-- BEGIN Material to process --

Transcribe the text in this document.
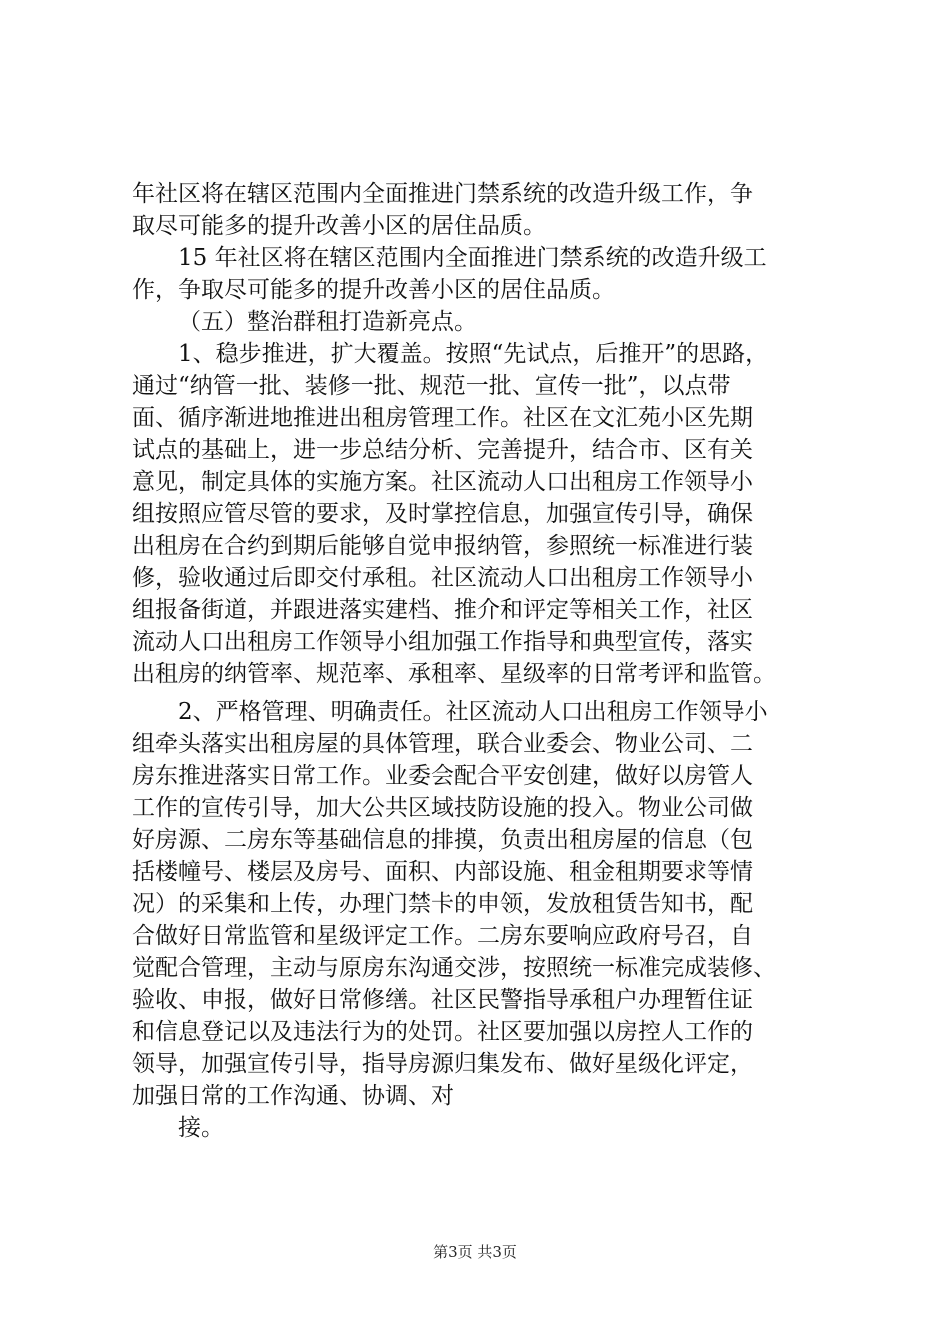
年社区将在辖区范围内全面推进门禁系统的改造升级工作，争
取尽可能多的提升改善小区的居住品质。
15 年社区将在辖区范围内全面推进门禁系统的改造升级工
作，争取尽可能多的提升改善小区的居住品质。
（五）整治群租打造新亮点。
1、稳步推进，扩大覆盖。按照“先试点，后推开”的思路，
通过“纳管一批、装修一批、规范一批、宣传一批”，以点带
面、循序渐进地推进出租房管理工作。社区在文汇苑小区先期
试点的基础上，进一步总结分析、完善提升，结合市、区有关
意见，制定具体的实施方案。社区流动人口出租房工作领导小
组按照应管尽管的要求，及时掌控信息，加强宣传引导，确保
出租房在合约到期后能够自觉申报纳管，参照统一标准进行装
修，验收通过后即交付承租。社区流动人口出租房工作领导小
组报备街道，并跟进落实建档、推介和评定等相关工作，社区
流动人口出租房工作领导小组加强工作指导和典型宣传，落实
出租房的纳管率、规范率、承租率、星级率的日常考评和监管。
2、严格管理、明确责任。社区流动人口出租房工作领导小
组牵头落实出租房屋的具体管理，联合业委会、物业公司、二
房东推进落实日常工作。业委会配合平安创建，做好以房管人
工作的宣传引导，加大公共区域技防设施的投入。物业公司做
好房源、二房东等基础信息的排摸，负责出租房屋的信息（包
括楼幢号、楼层及房号、面积、内部设施、租金租期要求等情
况）的采集和上传，办理门禁卡的申领，发放租赁告知书，配
合做好日常监管和星级评定工作。二房东要响应政府号召，自
觉配合管理，主动与原房东沟通交涉，按照统一标准完成装修、
验收、申报，做好日常修缮。社区民警指导承租户办理暂住证
和信息登记以及违法行为的处罚。社区要加强以房控人工作的
领导，加强宣传引导，指导房源归集发布、做好星级化评定，
加强日常的工作沟通、协调、对
接。
第3页 共3页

-- END Material to process --

* **To do**
Transcribe the material exactly, and leave out whatever pictures it holds.

* **Answer to this problem**
Transcribe the text in this document.
年社区将在辖区范围内全面推进门禁系统的改造升级工作，争
取尽可能多的提升改善小区的居住品质。
15 年社区将在辖区范围内全面推进门禁系统的改造升级工
作，争取尽可能多的提升改善小区的居住品质。
（五）整治群租打造新亮点。
1、稳步推进，扩大覆盖。按照“先试点，后推开”的思路，
通过“纳管一批、装修一批、规范一批、宣传一批”，以点带
面、循序渐进地推进出租房管理工作。社区在文汇苑小区先期
试点的基础上，进一步总结分析、完善提升，结合市、区有关
意见，制定具体的实施方案。社区流动人口出租房工作领导小
组按照应管尽管的要求，及时掌控信息，加强宣传引导，确保
出租房在合约到期后能够自觉申报纳管，参照统一标准进行装
修，验收通过后即交付承租。社区流动人口出租房工作领导小
组报备街道，并跟进落实建档、推介和评定等相关工作，社区
流动人口出租房工作领导小组加强工作指导和典型宣传，落实
出租房的纳管率、规范率、承租率、星级率的日常考评和监管。
2、严格管理、明确责任。社区流动人口出租房工作领导小
组牵头落实出租房屋的具体管理，联合业委会、物业公司、二
房东推进落实日常工作。业委会配合平安创建，做好以房管人
工作的宣传引导，加大公共区域技防设施的投入。物业公司做
好房源、二房东等基础信息的排摸，负责出租房屋的信息（包
括楼幢号、楼层及房号、面积、内部设施、租金租期要求等情
况）的采集和上传，办理门禁卡的申领，发放租赁告知书，配
合做好日常监管和星级评定工作。二房东要响应政府号召，自
觉配合管理，主动与原房东沟通交涉，按照统一标准完成装修、
验收、申报，做好日常修缮。社区民警指导承租户办理暂住证
和信息登记以及违法行为的处罚。社区要加强以房控人工作的
领导，加强宣传引导，指导房源归集发布、做好星级化评定，
加强日常的工作沟通、协调、对
接。
第3页 共3页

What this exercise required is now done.